Information supplied:
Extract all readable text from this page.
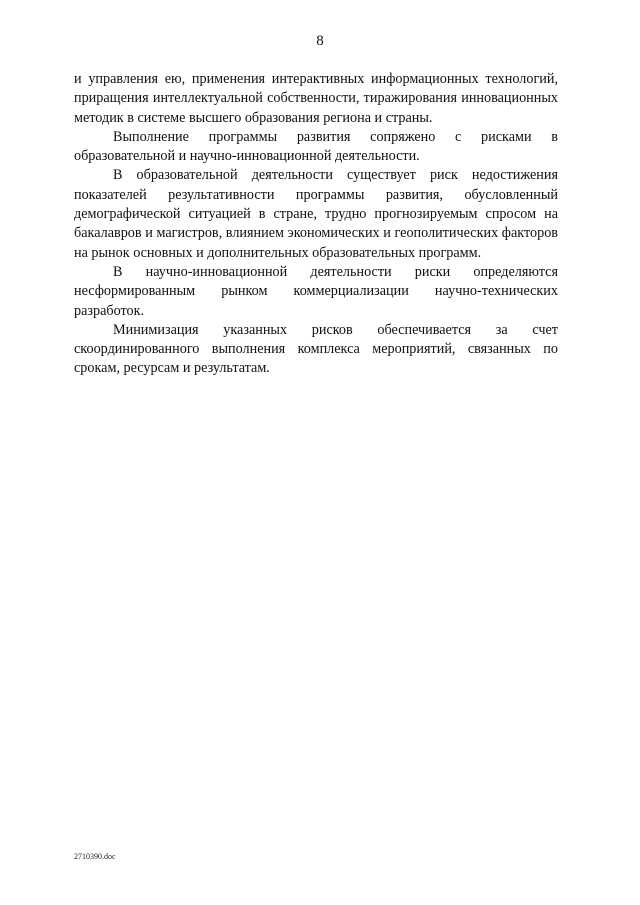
8

и управления ею, применения интерактивных информационных технологий, приращения интеллектуальной собственности, тиражирования инновационных методик в системе высшего образования региона и страны.

Выполнение программы развития сопряжено с рисками в образовательной и научно-инновационной деятельности.

В образовательной деятельности существует риск недостижения показателей результативности программы развития, обусловленный демографической ситуацией в стране, трудно прогнозируемым спросом на бакалавров и магистров, влиянием экономических и геополитических факторов на рынок основных и дополнительных образовательных программ.

В научно-инновационной деятельности риски определяются несформированным рынком коммерциализации научно-технических разработок.

Минимизация указанных рисков обеспечивается за счет скоординированного выполнения комплекса мероприятий, связанных по срокам, ресурсам и результатам.

2710390.doc
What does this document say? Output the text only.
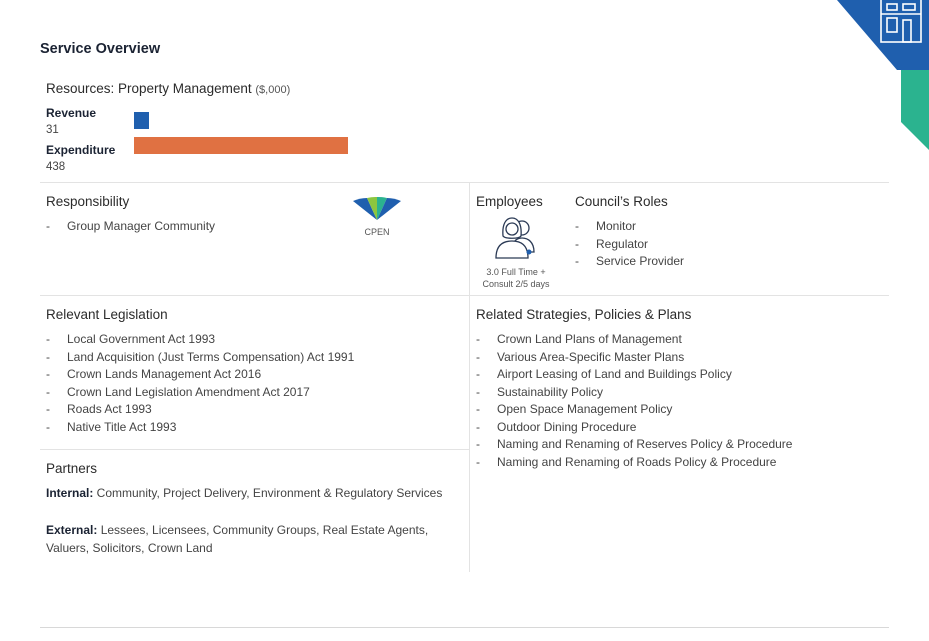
Service Overview
Resources: Property Management ($,000)
Revenue
31
Expenditure
438
Responsibility
- Group Manager Community	CPEN
Employees
3.0 Full Time +
Consult 2/5 days
Council’s Roles
- Monitor
- Regulator
- Service Provider
Relevant Legislation
- Local Government Act 1993
- Land Acquisition (Just Terms Compensation) Act 1991
- Crown Lands Management Act 2016
- Crown Land Legislation Amendment Act 2017
- Roads Act 1993
- Native Title Act 1993
Related Strategies, Policies & Plans
- Crown Land Plans of Management
- Various Area-Specific Master Plans
- Airport Leasing of Land and Buildings Policy
- Sustainability Policy
- Open Space Management Policy
- Outdoor Dining Procedure
- Naming and Renaming of Reserves Policy & Procedure
- Naming and Renaming of Roads Policy & Procedure
Partners
Internal: Community, Project Delivery, Environment & Regulatory Services
External: Lessees, Licensees, Community Groups, Real Estate Agents, Valuers, Solicitors, Crown Land
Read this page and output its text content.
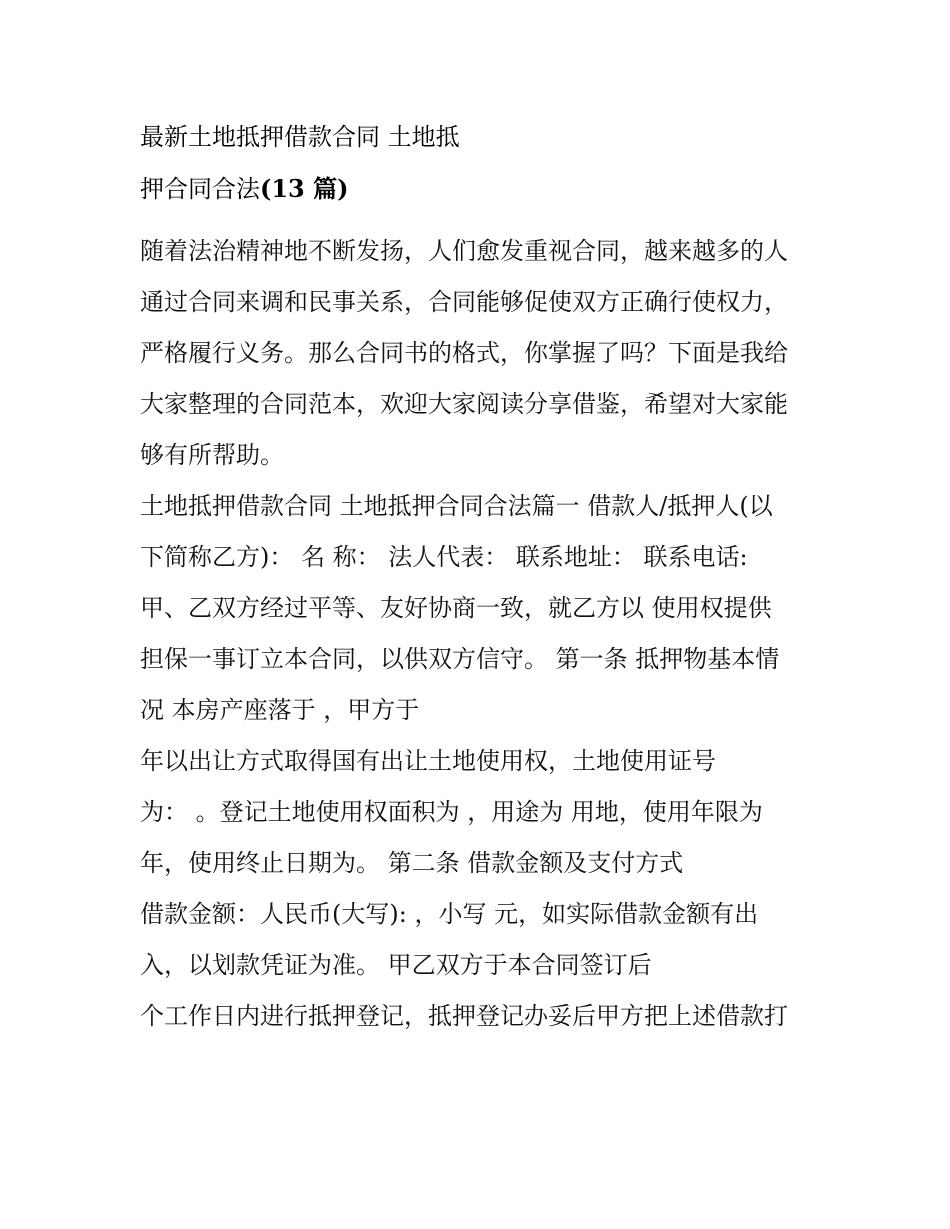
最新土地抵押借款合同 土地抵
押合同合法(13 篇)
随着法治精神地不断发扬，人们愈发重视合同，越来越多的人
通过合同来调和民事关系，合同能够促使双方正确行使权力，
严格履行义务。那么合同书的格式，你掌握了吗？下面是我给
大家整理的合同范本，欢迎大家阅读分享借鉴，希望对大家能
够有所帮助。
土地抵押借款合同 土地抵押合同合法篇一 借款人/抵押人(以
下简称乙方)： 名 称： 法人代表： 联系地址： 联系电话:
甲、乙双方经过平等、友好协商一致，就乙方以 使用权提供
担保一事订立本合同，以供双方信守。 第一条 抵押物基本情
况 本房产座落于 ，甲方于
年以出让方式取得国有出让土地使用权，土地使用证号
为： 。登记土地使用权面积为 ，用途为 用地，使用年限为
年，使用终止日期为。 第二条 借款金额及支付方式
借款金额：人民币(大写): ，小写 元，如实际借款金额有出
入，以划款凭证为准。 甲乙双方于本合同签订后
个工作日内进行抵押登记，抵押登记办妥后甲方把上述借款打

Exercise: Print all of the records shown above exactly, leaving out each picture.

Output below:
Extract all readable text from this page.
8

и управления ею, применения интерактивных информационных технологий, приращения интеллектуальной собственности, тиражирования инновационных методик в системе высшего образования региона и страны.

Выполнение программы развития сопряжено с рисками в образовательной и научно-инновационной деятельности.

В образовательной деятельности существует риск недостижения показателей результативности программы развития, обусловленный демографической ситуацией в стране, трудно прогнозируемым спросом на бакалавров и магистров, влиянием экономических и геополитических факторов на рынок основных и дополнительных образовательных программ.

В научно-инновационной деятельности риски определяются несформированным рынком коммерциализации научно-технических разработок.

Минимизация указанных рисков обеспечивается за счет скоординированного выполнения комплекса мероприятий, связанных по срокам, ресурсам и результатам.

2710390.doc
What does this document say? Output the text only.
Service Overview
Resources: Property Management ($,000)
Revenue
31
Expenditure
438
Responsibility
- Group Manager Community	CPEN
Employees
3.0 Full Time +
Consult 2/5 days
Council’s Roles
- Monitor
- Regulator
- Service Provider
Relevant Legislation
- Local Government Act 1993
- Land Acquisition (Just Terms Compensation) Act 1991
- Crown Lands Management Act 2016
- Crown Land Legislation Amendment Act 2017
- Roads Act 1993
- Native Title Act 1993
Related Strategies, Policies & Plans
- Crown Land Plans of Management
- Various Area-Specific Master Plans
- Airport Leasing of Land and Buildings Policy
- Sustainability Policy
- Open Space Management Policy
- Outdoor Dining Procedure
- Naming and Renaming of Reserves Policy & Procedure
- Naming and Renaming of Roads Policy & Procedure
Partners
Internal: Community, Project Delivery, Environment & Regulatory Services
External: Lessees, Licensees, Community Groups, Real Estate Agents, Valuers, Solicitors, Crown Land
Read this page and output its text content.
最新土地抵押借款合同 土地抵
押合同合法(13 篇)
随着法治精神地不断发扬，人们愈发重视合同，越来越多的人
通过合同来调和民事关系，合同能够促使双方正确行使权力，
严格履行义务。那么合同书的格式，你掌握了吗？下面是我给
大家整理的合同范本，欢迎大家阅读分享借鉴，希望对大家能
够有所帮助。
土地抵押借款合同 土地抵押合同合法篇一 借款人/抵押人(以
下简称乙方)： 名 称： 法人代表： 联系地址： 联系电话:
甲、乙双方经过平等、友好协商一致，就乙方以 使用权提供
担保一事订立本合同，以供双方信守。 第一条 抵押物基本情
况 本房产座落于 ，甲方于
年以出让方式取得国有出让土地使用权，土地使用证号
为： 。登记土地使用权面积为 ，用途为 用地，使用年限为
年，使用终止日期为。 第二条 借款金额及支付方式
借款金额：人民币(大写): ，小写 元，如实际借款金额有出
入，以划款凭证为准。 甲乙双方于本合同签订后
个工作日内进行抵押登记，抵押登记办妥后甲方把上述借款打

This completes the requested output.